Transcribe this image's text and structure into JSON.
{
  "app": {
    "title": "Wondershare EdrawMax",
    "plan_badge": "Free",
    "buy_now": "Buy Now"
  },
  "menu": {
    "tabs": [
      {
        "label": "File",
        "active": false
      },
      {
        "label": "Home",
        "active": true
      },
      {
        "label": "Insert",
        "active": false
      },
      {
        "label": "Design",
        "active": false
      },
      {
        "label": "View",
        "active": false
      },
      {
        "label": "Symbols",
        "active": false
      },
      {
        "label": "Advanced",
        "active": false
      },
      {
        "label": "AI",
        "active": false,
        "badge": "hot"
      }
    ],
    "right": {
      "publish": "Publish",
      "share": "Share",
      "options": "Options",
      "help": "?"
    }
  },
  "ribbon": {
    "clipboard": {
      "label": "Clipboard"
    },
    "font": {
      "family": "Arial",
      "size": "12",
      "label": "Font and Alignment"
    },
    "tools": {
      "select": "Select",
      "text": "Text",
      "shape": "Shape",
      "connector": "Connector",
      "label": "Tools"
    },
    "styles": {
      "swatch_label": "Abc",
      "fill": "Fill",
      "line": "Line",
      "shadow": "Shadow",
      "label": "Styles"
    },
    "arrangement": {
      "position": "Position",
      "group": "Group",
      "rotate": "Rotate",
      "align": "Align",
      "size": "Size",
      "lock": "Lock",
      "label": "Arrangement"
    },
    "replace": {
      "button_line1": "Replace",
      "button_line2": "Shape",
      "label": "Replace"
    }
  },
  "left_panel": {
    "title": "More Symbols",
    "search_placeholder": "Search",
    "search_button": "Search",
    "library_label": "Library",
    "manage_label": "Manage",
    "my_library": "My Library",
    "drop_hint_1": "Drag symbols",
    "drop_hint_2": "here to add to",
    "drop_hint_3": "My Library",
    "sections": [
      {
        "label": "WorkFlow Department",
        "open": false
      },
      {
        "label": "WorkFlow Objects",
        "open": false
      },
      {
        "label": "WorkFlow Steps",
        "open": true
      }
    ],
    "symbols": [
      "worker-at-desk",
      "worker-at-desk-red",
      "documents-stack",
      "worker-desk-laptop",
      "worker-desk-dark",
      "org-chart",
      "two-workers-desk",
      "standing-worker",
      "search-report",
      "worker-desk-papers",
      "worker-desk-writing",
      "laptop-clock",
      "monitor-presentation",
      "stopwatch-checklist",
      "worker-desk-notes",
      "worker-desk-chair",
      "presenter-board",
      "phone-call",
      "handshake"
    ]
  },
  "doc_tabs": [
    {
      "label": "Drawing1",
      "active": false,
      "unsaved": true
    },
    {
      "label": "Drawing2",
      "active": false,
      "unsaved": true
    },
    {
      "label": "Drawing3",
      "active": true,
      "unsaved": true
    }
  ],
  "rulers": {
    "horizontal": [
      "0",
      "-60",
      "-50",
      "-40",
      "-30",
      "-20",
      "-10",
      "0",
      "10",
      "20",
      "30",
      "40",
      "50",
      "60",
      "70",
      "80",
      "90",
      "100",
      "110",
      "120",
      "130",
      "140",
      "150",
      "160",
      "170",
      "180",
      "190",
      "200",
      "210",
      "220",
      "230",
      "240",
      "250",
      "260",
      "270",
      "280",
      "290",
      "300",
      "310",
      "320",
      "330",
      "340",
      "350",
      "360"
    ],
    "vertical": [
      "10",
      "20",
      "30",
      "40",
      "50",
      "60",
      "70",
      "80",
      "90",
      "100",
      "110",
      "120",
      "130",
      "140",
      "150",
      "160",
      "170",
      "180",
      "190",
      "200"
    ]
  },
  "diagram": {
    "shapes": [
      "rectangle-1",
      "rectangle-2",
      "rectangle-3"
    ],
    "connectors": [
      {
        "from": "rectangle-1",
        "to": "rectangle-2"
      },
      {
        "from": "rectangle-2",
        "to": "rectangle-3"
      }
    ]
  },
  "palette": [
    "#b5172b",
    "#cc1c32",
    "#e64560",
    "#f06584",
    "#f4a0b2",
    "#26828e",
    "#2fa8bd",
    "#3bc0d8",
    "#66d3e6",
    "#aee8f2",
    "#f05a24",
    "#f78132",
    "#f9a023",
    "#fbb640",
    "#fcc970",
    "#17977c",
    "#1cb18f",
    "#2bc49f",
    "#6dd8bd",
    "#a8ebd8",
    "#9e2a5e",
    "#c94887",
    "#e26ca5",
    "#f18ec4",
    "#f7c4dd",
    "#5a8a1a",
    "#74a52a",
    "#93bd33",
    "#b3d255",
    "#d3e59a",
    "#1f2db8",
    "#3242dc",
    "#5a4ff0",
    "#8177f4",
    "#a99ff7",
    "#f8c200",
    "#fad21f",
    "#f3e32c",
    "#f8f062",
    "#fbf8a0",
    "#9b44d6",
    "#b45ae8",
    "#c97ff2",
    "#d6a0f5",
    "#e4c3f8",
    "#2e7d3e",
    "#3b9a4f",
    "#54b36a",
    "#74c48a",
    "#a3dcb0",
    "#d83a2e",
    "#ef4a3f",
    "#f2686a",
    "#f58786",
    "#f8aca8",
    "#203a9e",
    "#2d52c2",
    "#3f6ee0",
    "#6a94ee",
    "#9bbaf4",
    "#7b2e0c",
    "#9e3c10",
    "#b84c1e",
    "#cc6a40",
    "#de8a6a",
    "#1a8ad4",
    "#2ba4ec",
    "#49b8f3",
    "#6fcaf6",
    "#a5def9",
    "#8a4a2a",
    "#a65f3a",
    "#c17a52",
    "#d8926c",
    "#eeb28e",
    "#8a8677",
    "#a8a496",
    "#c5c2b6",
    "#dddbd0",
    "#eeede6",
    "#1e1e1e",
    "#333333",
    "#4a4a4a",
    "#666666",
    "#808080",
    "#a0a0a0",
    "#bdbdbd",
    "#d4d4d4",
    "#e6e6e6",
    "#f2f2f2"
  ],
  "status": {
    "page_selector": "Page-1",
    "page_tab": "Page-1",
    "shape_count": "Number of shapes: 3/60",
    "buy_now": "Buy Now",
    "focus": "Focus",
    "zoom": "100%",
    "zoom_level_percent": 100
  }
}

┄┄┄┄┄┄┄┄┄┄┄┄┄┄┄┄┄┄┄┄

• WHAT TO WORK ON: Restate every entry word for word.

• THE COMPLETED TASK:
Transcribe this image's text and structure into JSON.
{
  "app": {
    "title": "Wondershare EdrawMax",
    "plan_badge": "Free",
    "buy_now": "Buy Now"
  },
  "menu": {
    "tabs": [
      {
        "label": "File",
        "active": false
      },
      {
        "label": "Home",
        "active": true
      },
      {
        "label": "Insert",
        "active": false
      },
      {
        "label": "Design",
        "active": false
      },
      {
        "label": "View",
        "active": false
      },
      {
        "label": "Symbols",
        "active": false
      },
      {
        "label": "Advanced",
        "active": false
      },
      {
        "label": "AI",
        "active": false,
        "badge": "hot"
      }
    ],
    "right": {
      "publish": "Publish",
      "share": "Share",
      "options": "Options",
      "help": "?"
    }
  },
  "ribbon": {
    "clipboard": {
      "label": "Clipboard"
    },
    "font": {
      "family": "Arial",
      "size": "12",
      "label": "Font and Alignment"
    },
    "tools": {
      "select": "Select",
      "text": "Text",
      "shape": "Shape",
      "connector": "Connector",
      "label": "Tools"
    },
    "styles": {
      "swatch_label": "Abc",
      "fill": "Fill",
      "line": "Line",
      "shadow": "Shadow",
      "label": "Styles"
    },
    "arrangement": {
      "position": "Position",
      "group": "Group",
      "rotate": "Rotate",
      "align": "Align",
      "size": "Size",
      "lock": "Lock",
      "label": "Arrangement"
    },
    "replace": {
      "button_line1": "Replace",
      "button_line2": "Shape",
      "label": "Replace"
    }
  },
  "left_panel": {
    "title": "More Symbols",
    "search_placeholder": "Search",
    "search_button": "Search",
    "library_label": "Library",
    "manage_label": "Manage",
    "my_library": "My Library",
    "drop_hint_1": "Drag symbols",
    "drop_hint_2": "here to add to",
    "drop_hint_3": "My Library",
    "sections": [
      {
        "label": "WorkFlow Department",
        "open": false
      },
      {
        "label": "WorkFlow Objects",
        "open": false
      },
      {
        "label": "WorkFlow Steps",
        "open": true
      }
    ],
    "symbols": [
      "worker-at-desk",
      "worker-at-desk-red",
      "documents-stack",
      "worker-desk-laptop",
      "worker-desk-dark",
      "org-chart",
      "two-workers-desk",
      "standing-worker",
      "search-report",
      "worker-desk-papers",
      "worker-desk-writing",
      "laptop-clock",
      "monitor-presentation",
      "stopwatch-checklist",
      "worker-desk-notes",
      "worker-desk-chair",
      "presenter-board",
      "phone-call",
      "handshake"
    ]
  },
  "doc_tabs": [
    {
      "label": "Drawing1",
      "active": false,
      "unsaved": true
    },
    {
      "label": "Drawing2",
      "active": false,
      "unsaved": true
    },
    {
      "label": "Drawing3",
      "active": true,
      "unsaved": true
    }
  ],
  "rulers": {
    "horizontal": [
      "0",
      "-60",
      "-50",
      "-40",
      "-30",
      "-20",
      "-10",
      "0",
      "10",
      "20",
      "30",
      "40",
      "50",
      "60",
      "70",
      "80",
      "90",
      "100",
      "110",
      "120",
      "130",
      "140",
      "150",
      "160",
      "170",
      "180",
      "190",
      "200",
      "210",
      "220",
      "230",
      "240",
      "250",
      "260",
      "270",
      "280",
      "290",
      "300",
      "310",
      "320",
      "330",
      "340",
      "350",
      "360"
    ],
    "vertical": [
      "10",
      "20",
      "30",
      "40",
      "50",
      "60",
      "70",
      "80",
      "90",
      "100",
      "110",
      "120",
      "130",
      "140",
      "150",
      "160",
      "170",
      "180",
      "190",
      "200"
    ]
  },
  "diagram": {
    "shapes": [
      "rectangle-1",
      "rectangle-2",
      "rectangle-3"
    ],
    "connectors": [
      {
        "from": "rectangle-1",
        "to": "rectangle-2"
      },
      {
        "from": "rectangle-2",
        "to": "rectangle-3"
      }
    ]
  },
  "palette": [
    "#b5172b",
    "#cc1c32",
    "#e64560",
    "#f06584",
    "#f4a0b2",
    "#26828e",
    "#2fa8bd",
    "#3bc0d8",
    "#66d3e6",
    "#aee8f2",
    "#f05a24",
    "#f78132",
    "#f9a023",
    "#fbb640",
    "#fcc970",
    "#17977c",
    "#1cb18f",
    "#2bc49f",
    "#6dd8bd",
    "#a8ebd8",
    "#9e2a5e",
    "#c94887",
    "#e26ca5",
    "#f18ec4",
    "#f7c4dd",
    "#5a8a1a",
    "#74a52a",
    "#93bd33",
    "#b3d255",
    "#d3e59a",
    "#1f2db8",
    "#3242dc",
    "#5a4ff0",
    "#8177f4",
    "#a99ff7",
    "#f8c200",
    "#fad21f",
    "#f3e32c",
    "#f8f062",
    "#fbf8a0",
    "#9b44d6",
    "#b45ae8",
    "#c97ff2",
    "#d6a0f5",
    "#e4c3f8",
    "#2e7d3e",
    "#3b9a4f",
    "#54b36a",
    "#74c48a",
    "#a3dcb0",
    "#d83a2e",
    "#ef4a3f",
    "#f2686a",
    "#f58786",
    "#f8aca8",
    "#203a9e",
    "#2d52c2",
    "#3f6ee0",
    "#6a94ee",
    "#9bbaf4",
    "#7b2e0c",
    "#9e3c10",
    "#b84c1e",
    "#cc6a40",
    "#de8a6a",
    "#1a8ad4",
    "#2ba4ec",
    "#49b8f3",
    "#6fcaf6",
    "#a5def9",
    "#8a4a2a",
    "#a65f3a",
    "#c17a52",
    "#d8926c",
    "#eeb28e",
    "#8a8677",
    "#a8a496",
    "#c5c2b6",
    "#dddbd0",
    "#eeede6",
    "#1e1e1e",
    "#333333",
    "#4a4a4a",
    "#666666",
    "#808080",
    "#a0a0a0",
    "#bdbdbd",
    "#d4d4d4",
    "#e6e6e6",
    "#f2f2f2"
  ],
  "status": {
    "page_selector": "Page-1",
    "page_tab": "Page-1",
    "shape_count": "Number of shapes: 3/60",
    "buy_now": "Buy Now",
    "focus": "Focus",
    "zoom": "100%",
    "zoom_level_percent": 100
  }
}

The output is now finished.